■ Direction ■
Each line below that contains "Close" counts once; report the total and nothing more.

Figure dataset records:

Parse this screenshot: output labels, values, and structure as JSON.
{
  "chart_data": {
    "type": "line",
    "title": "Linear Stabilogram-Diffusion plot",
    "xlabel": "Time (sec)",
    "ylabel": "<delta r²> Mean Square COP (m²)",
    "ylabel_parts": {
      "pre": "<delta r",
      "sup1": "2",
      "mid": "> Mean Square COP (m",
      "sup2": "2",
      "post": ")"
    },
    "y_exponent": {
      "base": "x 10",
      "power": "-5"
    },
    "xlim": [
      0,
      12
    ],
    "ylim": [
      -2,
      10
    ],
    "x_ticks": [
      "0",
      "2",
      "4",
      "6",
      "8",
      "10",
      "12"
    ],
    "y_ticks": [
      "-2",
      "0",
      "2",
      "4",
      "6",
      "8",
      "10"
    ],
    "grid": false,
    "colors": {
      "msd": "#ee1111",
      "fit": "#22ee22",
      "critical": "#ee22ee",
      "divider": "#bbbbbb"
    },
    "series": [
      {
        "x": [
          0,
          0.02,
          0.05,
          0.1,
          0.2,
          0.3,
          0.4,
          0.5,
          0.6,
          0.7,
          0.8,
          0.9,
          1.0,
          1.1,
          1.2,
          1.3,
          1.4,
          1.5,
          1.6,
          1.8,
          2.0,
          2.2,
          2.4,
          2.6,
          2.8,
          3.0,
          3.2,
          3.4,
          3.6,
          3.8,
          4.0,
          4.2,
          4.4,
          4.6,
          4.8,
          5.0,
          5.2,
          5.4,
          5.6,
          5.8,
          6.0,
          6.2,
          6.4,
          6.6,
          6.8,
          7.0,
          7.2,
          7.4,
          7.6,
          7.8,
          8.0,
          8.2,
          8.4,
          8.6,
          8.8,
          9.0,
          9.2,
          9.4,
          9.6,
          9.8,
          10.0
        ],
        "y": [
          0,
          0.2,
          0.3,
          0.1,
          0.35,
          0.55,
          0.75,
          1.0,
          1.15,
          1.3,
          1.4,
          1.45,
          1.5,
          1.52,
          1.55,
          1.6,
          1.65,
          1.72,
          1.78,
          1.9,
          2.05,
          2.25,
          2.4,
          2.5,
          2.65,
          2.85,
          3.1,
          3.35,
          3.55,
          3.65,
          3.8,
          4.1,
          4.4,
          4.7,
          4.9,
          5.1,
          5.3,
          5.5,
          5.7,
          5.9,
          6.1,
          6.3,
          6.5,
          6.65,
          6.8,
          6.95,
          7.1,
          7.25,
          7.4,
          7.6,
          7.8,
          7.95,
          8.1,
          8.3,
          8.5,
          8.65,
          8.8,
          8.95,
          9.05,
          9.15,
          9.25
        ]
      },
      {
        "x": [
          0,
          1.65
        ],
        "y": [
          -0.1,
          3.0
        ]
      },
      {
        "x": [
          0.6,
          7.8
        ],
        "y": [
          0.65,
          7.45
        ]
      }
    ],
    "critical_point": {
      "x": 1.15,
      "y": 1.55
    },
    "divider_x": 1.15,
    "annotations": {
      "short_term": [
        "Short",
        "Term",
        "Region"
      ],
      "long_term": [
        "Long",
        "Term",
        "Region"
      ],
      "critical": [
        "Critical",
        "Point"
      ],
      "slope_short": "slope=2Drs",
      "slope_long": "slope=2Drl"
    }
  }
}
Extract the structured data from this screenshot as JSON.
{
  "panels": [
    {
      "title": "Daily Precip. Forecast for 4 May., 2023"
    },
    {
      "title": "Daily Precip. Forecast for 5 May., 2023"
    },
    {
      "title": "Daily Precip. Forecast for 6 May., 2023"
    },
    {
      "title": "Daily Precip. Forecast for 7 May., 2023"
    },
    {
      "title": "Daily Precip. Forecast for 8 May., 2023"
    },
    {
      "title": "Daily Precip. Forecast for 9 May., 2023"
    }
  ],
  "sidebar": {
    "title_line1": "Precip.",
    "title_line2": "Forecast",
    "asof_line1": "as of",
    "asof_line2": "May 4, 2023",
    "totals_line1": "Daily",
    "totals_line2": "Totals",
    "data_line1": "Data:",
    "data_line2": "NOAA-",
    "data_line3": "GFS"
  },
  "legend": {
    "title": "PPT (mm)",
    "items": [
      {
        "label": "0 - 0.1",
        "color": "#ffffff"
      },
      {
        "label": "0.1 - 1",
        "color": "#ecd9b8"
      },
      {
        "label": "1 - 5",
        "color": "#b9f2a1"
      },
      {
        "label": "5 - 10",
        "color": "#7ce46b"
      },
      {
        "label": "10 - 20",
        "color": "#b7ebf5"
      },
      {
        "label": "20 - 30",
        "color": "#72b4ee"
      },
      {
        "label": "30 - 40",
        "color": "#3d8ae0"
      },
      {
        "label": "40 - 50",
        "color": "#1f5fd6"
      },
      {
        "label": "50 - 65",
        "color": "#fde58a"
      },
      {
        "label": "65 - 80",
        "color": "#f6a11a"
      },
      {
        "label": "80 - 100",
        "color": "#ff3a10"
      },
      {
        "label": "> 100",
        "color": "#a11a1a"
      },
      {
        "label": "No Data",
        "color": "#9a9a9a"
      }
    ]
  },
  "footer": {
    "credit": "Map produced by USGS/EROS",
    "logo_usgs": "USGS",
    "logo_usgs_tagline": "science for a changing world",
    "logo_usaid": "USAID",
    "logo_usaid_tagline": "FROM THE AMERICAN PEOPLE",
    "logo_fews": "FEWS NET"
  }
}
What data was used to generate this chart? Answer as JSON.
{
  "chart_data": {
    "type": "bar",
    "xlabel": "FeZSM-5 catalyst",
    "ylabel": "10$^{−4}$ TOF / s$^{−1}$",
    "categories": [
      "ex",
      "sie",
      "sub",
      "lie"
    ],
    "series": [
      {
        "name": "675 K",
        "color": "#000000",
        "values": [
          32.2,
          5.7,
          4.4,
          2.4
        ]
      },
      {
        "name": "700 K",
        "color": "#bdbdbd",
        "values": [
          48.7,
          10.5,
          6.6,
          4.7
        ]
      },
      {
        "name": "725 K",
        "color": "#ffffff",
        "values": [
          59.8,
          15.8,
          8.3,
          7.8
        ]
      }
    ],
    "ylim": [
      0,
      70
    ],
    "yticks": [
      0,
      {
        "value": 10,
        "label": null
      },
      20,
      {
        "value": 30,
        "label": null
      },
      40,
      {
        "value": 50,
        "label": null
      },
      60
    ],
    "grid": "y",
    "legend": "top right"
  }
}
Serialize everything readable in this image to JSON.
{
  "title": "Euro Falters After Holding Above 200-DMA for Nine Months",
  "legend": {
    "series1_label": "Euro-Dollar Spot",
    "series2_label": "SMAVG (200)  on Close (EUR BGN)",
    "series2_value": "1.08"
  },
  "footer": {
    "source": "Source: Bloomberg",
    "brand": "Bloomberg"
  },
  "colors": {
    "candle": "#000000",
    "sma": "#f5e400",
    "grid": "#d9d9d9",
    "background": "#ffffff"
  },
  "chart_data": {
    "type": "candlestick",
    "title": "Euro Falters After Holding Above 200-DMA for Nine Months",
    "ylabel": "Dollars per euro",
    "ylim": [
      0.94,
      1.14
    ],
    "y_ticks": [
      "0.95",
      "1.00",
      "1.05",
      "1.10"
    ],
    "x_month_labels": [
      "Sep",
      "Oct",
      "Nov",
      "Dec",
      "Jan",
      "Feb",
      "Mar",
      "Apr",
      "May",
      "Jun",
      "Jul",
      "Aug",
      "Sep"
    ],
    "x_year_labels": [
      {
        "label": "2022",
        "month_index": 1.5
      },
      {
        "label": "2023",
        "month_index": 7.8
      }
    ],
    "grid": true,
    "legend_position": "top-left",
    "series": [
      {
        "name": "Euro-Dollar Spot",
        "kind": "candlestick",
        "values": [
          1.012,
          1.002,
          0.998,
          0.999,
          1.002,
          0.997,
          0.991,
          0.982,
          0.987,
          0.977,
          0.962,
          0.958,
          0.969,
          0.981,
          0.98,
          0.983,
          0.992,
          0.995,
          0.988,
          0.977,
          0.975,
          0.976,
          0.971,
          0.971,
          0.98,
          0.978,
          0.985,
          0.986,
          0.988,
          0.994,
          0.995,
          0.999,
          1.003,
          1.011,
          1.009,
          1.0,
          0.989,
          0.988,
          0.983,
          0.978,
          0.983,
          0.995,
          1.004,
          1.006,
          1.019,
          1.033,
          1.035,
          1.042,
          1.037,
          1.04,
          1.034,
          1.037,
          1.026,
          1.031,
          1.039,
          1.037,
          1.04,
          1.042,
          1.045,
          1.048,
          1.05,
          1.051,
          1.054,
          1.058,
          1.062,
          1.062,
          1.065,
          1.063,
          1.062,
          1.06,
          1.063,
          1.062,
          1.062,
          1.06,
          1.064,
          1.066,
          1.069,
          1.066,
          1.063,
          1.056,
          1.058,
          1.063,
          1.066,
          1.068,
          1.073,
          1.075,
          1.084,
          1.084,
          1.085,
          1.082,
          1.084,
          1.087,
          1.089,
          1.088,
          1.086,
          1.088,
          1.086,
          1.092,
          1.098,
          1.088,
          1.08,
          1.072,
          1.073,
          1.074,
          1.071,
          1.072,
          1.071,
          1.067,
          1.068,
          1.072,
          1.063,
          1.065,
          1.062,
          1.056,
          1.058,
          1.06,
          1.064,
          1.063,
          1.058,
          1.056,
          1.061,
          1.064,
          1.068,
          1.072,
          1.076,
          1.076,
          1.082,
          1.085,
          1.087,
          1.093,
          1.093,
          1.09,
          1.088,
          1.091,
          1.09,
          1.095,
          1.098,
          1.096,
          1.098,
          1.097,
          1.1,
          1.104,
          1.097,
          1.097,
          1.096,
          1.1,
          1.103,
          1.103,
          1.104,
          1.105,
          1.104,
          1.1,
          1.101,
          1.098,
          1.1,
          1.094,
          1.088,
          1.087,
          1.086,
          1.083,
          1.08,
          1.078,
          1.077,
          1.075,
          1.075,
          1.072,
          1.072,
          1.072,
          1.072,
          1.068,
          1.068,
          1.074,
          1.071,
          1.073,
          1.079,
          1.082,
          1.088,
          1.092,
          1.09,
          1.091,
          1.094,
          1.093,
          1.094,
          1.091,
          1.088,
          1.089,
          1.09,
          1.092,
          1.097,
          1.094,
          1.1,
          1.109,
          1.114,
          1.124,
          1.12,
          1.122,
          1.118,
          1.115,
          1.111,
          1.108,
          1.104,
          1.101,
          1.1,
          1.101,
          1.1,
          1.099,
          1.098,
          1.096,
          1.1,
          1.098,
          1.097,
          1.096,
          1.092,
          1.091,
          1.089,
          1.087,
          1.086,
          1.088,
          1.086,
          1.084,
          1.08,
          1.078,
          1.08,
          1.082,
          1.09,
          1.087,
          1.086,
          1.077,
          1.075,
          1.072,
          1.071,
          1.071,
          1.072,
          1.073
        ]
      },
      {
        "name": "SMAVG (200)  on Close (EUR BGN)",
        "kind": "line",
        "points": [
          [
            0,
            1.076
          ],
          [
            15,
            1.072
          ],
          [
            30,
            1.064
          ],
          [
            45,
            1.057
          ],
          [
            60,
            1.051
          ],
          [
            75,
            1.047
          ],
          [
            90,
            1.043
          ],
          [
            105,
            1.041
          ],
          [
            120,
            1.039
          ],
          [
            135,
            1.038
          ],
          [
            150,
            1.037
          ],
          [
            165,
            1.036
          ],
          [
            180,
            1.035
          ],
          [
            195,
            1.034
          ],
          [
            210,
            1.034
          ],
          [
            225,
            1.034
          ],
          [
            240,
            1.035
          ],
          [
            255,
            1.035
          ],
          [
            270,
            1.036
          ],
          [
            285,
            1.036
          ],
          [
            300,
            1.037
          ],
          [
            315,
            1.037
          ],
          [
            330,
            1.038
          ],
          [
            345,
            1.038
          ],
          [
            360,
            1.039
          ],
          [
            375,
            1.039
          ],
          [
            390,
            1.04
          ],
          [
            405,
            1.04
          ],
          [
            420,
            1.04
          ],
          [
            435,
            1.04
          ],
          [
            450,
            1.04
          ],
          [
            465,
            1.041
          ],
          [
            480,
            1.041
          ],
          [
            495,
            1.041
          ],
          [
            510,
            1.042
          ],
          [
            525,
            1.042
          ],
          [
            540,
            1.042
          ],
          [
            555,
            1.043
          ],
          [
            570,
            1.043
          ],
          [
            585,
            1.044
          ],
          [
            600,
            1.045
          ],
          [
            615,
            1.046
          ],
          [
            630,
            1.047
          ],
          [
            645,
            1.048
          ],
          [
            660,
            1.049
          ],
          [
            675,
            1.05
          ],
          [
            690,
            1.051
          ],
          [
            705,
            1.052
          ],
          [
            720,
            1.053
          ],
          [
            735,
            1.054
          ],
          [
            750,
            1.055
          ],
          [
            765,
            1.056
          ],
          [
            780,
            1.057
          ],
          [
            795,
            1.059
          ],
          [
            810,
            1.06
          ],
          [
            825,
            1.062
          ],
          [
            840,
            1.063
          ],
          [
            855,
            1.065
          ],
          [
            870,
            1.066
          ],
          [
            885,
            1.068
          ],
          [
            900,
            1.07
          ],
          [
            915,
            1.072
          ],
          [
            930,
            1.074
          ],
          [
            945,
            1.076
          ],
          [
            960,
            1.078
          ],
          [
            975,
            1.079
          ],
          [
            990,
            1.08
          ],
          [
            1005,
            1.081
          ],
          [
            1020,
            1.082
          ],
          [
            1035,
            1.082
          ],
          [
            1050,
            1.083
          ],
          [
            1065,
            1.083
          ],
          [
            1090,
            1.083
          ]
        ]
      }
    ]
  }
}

■ Response ■
2